> Problem details
Identify and reproduce every line holding the string "notice".

Extracted data entries

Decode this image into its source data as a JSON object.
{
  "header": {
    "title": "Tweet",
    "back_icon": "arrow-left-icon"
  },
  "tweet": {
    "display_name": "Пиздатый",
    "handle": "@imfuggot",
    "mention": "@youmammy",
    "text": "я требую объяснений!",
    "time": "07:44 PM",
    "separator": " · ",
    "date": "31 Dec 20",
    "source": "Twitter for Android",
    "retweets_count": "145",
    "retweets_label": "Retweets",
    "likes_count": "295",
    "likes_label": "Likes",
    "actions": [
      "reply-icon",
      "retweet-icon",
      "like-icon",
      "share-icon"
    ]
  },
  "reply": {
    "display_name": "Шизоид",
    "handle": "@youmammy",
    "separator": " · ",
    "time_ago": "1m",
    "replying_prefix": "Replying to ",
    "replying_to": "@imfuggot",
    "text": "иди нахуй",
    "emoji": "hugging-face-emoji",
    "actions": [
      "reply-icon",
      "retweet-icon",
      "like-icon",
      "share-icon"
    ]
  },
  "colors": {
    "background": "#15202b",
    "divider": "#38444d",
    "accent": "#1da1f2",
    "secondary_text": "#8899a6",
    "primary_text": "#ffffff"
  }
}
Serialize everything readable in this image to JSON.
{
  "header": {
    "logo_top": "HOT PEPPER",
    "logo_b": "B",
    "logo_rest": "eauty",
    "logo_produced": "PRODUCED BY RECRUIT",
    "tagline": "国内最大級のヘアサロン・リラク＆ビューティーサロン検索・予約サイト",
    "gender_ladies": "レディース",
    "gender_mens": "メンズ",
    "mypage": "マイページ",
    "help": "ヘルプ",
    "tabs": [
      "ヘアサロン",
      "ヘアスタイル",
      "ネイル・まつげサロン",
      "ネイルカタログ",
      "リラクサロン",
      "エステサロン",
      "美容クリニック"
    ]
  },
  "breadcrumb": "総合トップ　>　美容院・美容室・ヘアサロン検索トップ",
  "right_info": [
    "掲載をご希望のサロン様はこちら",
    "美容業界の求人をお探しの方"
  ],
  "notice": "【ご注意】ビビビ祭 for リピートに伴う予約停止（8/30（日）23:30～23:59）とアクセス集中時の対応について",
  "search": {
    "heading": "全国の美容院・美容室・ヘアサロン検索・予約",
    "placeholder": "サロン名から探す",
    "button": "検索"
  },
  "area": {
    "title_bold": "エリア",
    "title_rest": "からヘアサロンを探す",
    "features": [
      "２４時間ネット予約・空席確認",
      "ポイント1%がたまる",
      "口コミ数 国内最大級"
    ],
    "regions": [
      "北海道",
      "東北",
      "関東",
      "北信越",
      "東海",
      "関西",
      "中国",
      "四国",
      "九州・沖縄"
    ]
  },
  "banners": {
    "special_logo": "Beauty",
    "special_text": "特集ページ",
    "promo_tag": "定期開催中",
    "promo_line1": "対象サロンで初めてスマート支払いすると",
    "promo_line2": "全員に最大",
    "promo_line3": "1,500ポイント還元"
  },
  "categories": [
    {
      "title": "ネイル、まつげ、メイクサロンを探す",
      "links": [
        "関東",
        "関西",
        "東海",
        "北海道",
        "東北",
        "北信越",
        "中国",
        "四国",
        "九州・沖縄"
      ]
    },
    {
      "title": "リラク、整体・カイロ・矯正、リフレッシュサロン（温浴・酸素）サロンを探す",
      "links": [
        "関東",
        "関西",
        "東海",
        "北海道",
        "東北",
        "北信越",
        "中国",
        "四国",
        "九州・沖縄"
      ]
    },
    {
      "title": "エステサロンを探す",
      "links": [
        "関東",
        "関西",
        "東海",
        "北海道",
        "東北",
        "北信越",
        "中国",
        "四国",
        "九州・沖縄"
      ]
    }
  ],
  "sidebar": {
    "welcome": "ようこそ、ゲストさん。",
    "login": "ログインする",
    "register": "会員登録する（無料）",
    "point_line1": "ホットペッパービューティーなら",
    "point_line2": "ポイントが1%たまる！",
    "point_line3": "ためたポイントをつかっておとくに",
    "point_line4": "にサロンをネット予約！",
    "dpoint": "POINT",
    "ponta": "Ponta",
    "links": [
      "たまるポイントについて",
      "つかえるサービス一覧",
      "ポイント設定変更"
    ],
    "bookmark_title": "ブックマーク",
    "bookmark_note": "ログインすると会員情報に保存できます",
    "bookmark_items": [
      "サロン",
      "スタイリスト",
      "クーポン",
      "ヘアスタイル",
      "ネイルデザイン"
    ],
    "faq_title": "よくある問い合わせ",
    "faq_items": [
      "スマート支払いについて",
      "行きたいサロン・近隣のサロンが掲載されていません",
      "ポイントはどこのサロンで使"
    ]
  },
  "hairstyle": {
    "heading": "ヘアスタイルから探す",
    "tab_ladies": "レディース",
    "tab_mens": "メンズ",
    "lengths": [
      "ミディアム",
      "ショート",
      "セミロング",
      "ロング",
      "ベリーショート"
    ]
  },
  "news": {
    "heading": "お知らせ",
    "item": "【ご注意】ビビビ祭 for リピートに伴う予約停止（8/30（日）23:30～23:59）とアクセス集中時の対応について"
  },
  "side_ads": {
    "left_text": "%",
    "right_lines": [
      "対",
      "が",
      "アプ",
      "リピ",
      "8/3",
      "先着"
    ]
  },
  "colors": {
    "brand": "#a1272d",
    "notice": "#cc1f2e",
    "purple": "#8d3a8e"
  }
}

---

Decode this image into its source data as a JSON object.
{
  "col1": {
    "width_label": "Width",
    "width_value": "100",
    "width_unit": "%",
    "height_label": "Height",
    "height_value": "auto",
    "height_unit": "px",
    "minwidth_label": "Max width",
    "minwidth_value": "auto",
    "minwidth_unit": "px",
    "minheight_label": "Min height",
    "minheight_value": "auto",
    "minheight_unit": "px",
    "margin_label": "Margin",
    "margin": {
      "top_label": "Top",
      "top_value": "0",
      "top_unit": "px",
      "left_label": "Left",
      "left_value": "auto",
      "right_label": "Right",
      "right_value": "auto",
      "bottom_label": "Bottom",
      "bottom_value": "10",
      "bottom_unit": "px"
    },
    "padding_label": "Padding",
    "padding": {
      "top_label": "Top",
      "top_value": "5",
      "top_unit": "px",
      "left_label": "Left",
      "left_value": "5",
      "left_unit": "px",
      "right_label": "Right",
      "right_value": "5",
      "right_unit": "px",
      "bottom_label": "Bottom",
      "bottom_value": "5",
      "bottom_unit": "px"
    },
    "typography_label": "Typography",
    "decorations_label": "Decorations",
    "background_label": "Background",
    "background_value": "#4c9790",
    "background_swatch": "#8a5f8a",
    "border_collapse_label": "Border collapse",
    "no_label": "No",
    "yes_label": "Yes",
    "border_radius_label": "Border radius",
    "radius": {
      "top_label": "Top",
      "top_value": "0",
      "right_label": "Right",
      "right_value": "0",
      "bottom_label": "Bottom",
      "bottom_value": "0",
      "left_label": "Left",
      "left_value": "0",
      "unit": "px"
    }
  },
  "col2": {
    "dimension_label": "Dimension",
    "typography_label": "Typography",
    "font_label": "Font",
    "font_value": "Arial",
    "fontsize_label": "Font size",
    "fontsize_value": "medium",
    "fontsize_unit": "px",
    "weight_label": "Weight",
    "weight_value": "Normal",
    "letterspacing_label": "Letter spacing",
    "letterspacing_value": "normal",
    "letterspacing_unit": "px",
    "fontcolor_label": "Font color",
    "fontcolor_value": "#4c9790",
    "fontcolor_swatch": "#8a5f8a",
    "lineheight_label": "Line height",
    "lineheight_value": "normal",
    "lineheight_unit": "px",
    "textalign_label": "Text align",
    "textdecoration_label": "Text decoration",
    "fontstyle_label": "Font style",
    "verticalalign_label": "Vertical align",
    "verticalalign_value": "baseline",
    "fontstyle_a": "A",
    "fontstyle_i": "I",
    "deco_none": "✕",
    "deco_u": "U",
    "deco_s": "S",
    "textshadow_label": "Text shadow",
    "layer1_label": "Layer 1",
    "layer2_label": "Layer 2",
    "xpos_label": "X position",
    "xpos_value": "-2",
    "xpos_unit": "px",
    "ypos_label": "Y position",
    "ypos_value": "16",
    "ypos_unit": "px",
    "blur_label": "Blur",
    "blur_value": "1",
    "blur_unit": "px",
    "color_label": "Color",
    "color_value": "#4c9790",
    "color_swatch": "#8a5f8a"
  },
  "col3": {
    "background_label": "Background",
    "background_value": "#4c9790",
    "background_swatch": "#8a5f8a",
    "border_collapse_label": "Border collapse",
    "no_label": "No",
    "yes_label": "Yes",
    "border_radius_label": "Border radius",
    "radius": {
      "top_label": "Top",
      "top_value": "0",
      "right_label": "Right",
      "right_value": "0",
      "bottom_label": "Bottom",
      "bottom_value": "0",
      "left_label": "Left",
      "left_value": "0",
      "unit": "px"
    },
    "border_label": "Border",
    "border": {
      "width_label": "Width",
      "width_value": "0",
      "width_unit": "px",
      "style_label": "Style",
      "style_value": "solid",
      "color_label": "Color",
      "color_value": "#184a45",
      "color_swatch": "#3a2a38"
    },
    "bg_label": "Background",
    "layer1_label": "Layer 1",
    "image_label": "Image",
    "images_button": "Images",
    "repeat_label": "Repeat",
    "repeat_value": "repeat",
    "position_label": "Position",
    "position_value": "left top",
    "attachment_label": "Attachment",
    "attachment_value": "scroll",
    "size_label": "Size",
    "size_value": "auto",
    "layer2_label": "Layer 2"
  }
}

* * *

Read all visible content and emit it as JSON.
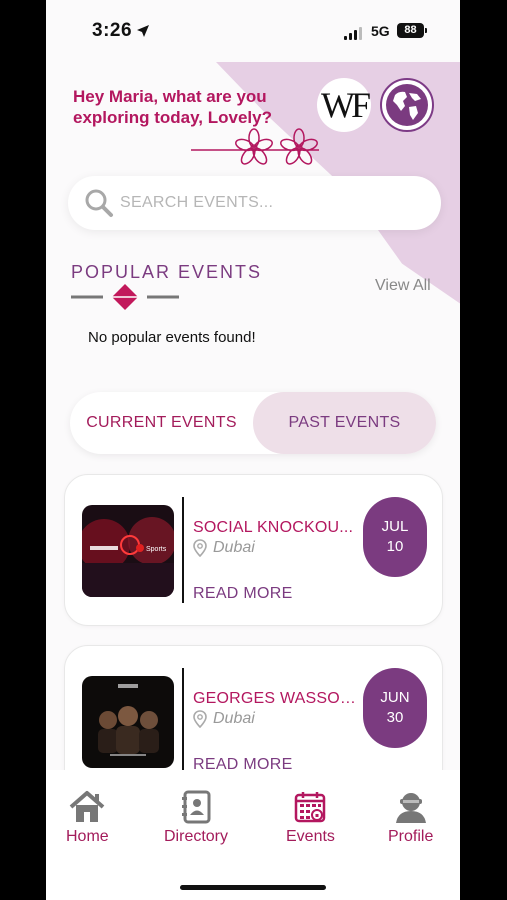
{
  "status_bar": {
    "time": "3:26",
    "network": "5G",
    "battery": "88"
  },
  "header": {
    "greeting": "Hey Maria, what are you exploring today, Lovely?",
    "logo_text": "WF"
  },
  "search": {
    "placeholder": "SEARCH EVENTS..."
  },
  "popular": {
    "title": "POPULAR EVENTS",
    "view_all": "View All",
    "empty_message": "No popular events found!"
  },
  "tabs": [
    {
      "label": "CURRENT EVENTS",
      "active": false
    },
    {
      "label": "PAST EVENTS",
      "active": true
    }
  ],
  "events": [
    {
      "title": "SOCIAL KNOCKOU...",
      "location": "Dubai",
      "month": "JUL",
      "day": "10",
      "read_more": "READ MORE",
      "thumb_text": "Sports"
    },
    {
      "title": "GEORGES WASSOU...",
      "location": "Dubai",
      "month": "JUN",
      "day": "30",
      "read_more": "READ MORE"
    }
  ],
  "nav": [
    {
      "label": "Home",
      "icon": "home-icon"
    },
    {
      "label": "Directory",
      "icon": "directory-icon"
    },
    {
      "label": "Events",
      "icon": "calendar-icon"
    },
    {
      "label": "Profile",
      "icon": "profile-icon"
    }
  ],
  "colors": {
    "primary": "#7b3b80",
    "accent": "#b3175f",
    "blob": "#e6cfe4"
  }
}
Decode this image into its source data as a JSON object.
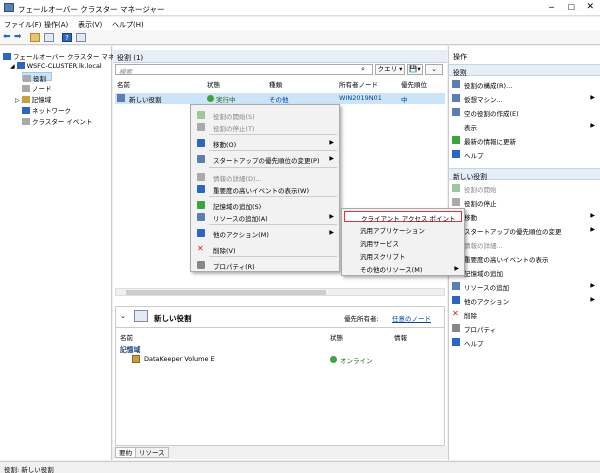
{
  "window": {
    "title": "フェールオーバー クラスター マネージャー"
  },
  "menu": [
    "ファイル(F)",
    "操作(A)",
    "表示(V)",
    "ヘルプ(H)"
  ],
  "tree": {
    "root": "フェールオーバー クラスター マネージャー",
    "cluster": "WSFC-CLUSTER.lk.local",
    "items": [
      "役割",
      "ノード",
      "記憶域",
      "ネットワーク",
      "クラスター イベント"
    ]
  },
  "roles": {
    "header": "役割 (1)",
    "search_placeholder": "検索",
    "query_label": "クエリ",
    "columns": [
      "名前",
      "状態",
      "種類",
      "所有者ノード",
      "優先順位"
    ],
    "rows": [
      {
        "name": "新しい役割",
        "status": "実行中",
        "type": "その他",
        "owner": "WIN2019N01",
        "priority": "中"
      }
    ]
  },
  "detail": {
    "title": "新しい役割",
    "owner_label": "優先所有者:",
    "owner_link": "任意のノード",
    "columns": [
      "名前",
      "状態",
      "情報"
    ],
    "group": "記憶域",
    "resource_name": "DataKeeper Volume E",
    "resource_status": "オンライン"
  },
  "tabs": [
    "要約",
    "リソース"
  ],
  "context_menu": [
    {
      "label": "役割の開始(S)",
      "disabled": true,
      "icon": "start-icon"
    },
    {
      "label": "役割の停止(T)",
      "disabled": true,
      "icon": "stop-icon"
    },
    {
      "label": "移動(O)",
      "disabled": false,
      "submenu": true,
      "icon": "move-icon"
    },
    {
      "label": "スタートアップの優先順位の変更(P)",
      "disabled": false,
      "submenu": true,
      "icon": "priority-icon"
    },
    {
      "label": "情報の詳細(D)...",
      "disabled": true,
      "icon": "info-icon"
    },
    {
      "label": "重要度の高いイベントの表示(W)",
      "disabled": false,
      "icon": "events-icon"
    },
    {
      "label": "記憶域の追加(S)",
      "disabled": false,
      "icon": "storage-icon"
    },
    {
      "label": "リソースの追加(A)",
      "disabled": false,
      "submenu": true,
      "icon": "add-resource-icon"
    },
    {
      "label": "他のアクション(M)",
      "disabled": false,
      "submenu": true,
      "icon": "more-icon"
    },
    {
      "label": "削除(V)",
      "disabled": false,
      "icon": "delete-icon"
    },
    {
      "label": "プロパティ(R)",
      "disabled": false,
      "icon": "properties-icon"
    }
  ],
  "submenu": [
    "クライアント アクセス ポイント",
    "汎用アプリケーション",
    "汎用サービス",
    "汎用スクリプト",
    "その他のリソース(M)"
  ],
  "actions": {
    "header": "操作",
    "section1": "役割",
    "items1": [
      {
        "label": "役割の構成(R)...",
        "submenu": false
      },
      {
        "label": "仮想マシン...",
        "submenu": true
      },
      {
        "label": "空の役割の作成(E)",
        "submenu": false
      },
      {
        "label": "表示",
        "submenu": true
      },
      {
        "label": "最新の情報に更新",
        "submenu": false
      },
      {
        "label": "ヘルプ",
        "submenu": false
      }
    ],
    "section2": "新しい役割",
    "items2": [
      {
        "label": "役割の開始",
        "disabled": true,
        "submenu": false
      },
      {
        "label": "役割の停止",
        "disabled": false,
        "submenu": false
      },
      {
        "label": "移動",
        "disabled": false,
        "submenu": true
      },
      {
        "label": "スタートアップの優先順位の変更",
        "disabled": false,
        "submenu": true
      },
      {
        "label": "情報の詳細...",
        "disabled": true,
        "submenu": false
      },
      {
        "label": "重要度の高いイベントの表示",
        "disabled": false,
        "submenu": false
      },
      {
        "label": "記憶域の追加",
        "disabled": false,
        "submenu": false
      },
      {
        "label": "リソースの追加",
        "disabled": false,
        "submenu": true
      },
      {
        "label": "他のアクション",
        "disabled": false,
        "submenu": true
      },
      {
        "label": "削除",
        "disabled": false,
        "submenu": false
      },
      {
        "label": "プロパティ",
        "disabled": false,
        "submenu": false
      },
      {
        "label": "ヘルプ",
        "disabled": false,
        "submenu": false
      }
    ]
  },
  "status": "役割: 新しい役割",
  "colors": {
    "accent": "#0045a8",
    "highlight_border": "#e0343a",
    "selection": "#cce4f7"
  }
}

> Problem solution
  "notice": "【ご注意】ビビビ祭 for リピートに伴う予約停止（8/30（日）23:30～23:59）とアクセス集中時の対応について",
    "notice": "#cc1f2e",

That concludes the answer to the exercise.